Work out how many lines in the listing below include the word "swatch". Give nothing but the number.

——————

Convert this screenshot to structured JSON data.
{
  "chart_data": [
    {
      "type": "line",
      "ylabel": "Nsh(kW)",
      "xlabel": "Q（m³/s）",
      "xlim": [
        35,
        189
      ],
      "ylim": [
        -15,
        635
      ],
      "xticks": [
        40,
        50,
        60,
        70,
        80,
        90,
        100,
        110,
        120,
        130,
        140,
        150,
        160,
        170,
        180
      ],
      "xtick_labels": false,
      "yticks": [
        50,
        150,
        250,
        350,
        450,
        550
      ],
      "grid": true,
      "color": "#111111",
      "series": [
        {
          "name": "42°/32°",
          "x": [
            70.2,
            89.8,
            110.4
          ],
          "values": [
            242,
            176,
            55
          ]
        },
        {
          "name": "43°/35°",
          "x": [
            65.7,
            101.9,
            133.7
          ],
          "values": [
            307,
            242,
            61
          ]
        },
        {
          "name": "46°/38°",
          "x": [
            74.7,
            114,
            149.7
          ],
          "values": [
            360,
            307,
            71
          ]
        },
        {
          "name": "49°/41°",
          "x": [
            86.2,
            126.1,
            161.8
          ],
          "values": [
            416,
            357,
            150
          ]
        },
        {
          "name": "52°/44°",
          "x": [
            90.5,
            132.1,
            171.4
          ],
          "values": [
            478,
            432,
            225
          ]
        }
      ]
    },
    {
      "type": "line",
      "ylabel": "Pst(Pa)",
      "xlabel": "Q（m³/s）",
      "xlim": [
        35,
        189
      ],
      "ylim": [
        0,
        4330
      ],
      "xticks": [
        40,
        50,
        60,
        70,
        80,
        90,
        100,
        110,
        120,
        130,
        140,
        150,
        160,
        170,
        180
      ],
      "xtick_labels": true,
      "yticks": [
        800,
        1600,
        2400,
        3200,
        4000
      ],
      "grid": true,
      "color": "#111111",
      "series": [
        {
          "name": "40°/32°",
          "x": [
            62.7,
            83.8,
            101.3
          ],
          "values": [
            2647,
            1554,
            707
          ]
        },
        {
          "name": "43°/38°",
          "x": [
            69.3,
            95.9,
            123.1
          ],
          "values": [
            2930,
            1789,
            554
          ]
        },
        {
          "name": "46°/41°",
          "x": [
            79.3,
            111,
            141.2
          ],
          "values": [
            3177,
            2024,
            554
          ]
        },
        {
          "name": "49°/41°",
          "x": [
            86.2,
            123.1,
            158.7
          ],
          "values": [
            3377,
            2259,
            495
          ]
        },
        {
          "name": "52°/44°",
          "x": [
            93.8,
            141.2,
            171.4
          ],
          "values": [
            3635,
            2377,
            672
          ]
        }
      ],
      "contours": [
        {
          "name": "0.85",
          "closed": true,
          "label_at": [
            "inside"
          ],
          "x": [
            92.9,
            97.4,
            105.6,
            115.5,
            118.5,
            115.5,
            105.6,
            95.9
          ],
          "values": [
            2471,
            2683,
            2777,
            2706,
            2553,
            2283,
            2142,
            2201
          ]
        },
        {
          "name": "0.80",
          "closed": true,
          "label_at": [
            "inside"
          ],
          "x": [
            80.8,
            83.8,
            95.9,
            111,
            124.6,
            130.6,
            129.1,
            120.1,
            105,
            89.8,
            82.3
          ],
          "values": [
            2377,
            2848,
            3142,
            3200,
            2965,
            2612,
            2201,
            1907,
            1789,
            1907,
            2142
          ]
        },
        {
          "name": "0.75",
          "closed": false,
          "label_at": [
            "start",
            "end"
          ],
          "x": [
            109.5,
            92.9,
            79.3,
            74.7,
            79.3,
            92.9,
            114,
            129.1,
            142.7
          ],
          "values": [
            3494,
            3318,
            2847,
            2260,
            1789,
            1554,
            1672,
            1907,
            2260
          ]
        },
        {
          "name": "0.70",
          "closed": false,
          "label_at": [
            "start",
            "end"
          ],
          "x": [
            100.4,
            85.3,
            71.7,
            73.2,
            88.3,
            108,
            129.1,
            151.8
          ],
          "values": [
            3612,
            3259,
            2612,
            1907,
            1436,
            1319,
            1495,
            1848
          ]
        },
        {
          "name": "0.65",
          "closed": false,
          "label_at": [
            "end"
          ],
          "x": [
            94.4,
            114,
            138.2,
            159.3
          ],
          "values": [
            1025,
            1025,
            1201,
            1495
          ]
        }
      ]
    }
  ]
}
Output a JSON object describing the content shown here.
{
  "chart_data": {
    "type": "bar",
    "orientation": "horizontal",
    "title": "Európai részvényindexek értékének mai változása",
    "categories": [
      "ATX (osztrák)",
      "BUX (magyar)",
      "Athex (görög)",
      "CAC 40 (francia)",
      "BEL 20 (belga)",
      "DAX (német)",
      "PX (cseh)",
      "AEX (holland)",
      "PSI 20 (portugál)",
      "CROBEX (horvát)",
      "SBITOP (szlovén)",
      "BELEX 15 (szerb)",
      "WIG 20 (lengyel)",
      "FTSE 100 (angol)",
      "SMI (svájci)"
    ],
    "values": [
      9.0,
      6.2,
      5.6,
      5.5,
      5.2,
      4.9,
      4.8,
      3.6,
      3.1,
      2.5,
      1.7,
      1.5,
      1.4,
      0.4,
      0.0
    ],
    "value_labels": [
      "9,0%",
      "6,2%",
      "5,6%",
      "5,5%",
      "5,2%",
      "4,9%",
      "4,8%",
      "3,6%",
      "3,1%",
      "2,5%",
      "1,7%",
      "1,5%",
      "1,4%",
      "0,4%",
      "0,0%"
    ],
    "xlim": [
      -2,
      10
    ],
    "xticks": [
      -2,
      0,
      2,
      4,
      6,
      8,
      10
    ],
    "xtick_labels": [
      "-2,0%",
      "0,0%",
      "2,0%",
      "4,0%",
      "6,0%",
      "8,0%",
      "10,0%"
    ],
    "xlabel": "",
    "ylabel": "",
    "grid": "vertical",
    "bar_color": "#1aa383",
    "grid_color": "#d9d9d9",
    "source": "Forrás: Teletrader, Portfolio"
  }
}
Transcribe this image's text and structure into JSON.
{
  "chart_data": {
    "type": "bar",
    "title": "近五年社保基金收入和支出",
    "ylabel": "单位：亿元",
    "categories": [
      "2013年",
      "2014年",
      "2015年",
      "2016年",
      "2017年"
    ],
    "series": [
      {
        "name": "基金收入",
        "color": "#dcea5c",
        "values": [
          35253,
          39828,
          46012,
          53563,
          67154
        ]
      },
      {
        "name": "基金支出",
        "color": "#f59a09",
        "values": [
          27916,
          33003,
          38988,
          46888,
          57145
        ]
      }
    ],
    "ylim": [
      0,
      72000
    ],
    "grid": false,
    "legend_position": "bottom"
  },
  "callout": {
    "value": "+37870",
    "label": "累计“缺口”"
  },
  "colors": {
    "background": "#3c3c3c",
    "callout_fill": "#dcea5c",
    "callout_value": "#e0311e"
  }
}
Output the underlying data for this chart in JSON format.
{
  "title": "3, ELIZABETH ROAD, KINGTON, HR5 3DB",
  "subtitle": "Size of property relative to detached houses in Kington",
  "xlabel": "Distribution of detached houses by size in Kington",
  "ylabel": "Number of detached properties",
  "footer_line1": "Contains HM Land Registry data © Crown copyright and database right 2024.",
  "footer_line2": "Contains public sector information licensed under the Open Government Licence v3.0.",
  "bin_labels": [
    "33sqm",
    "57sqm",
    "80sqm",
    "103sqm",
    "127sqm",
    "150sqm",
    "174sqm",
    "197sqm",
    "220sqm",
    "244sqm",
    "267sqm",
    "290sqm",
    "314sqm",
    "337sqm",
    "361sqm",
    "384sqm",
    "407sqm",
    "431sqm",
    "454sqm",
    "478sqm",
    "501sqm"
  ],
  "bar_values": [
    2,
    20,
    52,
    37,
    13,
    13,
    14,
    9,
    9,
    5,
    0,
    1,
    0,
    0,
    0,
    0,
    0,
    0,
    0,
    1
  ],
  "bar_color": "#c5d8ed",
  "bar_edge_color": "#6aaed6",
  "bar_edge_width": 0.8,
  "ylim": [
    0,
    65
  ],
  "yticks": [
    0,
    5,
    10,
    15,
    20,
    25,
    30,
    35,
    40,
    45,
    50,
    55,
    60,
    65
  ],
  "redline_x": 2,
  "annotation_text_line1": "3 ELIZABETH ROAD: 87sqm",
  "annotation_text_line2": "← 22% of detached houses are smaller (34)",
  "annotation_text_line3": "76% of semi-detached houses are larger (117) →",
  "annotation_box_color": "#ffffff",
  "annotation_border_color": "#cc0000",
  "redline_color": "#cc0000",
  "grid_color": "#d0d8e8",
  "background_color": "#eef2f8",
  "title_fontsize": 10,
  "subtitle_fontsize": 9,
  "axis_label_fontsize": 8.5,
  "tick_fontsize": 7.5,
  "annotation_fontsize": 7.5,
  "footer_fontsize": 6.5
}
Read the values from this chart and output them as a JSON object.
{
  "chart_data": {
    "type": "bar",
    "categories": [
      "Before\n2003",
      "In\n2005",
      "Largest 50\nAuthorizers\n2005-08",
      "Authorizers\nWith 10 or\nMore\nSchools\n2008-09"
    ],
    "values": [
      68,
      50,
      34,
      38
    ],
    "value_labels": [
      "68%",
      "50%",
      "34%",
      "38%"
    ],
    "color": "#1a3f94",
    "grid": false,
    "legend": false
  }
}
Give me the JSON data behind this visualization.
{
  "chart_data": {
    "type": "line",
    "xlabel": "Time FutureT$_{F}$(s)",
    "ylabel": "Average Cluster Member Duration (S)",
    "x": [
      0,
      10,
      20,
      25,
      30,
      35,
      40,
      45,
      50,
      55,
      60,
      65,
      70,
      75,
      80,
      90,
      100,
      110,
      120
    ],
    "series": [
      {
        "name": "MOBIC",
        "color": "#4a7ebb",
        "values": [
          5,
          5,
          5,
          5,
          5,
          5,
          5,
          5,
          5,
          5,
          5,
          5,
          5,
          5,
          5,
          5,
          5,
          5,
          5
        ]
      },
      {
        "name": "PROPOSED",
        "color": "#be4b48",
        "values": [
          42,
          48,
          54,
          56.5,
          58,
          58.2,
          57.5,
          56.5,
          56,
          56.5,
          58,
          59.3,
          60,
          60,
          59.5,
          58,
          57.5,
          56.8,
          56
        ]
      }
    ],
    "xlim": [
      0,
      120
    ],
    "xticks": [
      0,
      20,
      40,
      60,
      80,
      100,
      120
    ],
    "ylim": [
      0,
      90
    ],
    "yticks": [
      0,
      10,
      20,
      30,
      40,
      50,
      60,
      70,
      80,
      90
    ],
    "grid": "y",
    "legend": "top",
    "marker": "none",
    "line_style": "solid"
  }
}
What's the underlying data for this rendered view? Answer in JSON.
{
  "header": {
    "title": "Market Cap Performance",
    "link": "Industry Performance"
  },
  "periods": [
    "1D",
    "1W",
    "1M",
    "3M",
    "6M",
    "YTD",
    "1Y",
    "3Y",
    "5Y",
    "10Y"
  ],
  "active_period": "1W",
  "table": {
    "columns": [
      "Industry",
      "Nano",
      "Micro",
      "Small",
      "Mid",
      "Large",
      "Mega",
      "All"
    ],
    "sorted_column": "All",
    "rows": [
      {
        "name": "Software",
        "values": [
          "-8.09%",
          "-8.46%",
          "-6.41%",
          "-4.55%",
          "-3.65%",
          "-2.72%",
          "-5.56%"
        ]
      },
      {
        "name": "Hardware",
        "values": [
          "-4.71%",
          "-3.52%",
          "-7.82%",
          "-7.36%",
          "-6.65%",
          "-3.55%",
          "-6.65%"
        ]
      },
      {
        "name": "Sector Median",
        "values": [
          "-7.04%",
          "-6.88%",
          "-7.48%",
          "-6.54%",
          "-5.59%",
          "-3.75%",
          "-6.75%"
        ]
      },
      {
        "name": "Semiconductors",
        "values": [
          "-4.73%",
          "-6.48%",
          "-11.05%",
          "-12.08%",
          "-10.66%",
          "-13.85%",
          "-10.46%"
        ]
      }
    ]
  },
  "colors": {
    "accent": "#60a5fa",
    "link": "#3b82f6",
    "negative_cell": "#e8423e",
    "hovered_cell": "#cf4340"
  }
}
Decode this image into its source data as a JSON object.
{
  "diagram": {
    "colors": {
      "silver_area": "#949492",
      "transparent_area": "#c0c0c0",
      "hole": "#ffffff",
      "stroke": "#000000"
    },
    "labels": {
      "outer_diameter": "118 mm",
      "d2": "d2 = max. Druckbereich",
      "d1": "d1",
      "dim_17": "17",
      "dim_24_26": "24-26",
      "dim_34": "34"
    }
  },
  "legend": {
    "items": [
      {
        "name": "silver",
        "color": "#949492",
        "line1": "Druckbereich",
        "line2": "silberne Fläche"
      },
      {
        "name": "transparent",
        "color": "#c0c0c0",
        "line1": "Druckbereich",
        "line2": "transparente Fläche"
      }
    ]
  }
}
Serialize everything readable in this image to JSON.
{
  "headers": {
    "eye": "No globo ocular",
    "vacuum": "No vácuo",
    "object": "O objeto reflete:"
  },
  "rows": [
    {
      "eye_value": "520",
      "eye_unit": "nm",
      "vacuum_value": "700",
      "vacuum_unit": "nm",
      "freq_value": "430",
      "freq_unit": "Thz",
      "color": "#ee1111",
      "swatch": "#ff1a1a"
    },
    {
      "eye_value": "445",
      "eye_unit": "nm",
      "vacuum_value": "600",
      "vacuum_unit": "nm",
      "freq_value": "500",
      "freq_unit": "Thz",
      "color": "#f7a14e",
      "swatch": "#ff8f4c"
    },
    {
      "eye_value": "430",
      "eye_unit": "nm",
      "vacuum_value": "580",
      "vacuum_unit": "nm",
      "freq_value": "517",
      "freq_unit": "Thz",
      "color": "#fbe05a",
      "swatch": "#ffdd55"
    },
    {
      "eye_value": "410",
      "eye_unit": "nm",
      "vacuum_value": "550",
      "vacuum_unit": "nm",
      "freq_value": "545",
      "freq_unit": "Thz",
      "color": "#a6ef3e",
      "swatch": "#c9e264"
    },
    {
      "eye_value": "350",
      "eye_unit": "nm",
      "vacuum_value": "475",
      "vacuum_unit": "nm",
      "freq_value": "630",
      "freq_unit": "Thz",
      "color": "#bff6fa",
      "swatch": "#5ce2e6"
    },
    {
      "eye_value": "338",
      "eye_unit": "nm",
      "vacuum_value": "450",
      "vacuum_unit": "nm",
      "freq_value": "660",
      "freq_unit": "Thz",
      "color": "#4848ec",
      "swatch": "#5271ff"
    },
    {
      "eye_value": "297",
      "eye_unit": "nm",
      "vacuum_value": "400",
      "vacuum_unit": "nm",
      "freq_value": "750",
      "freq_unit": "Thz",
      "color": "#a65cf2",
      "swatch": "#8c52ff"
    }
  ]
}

——————

* RESULT
7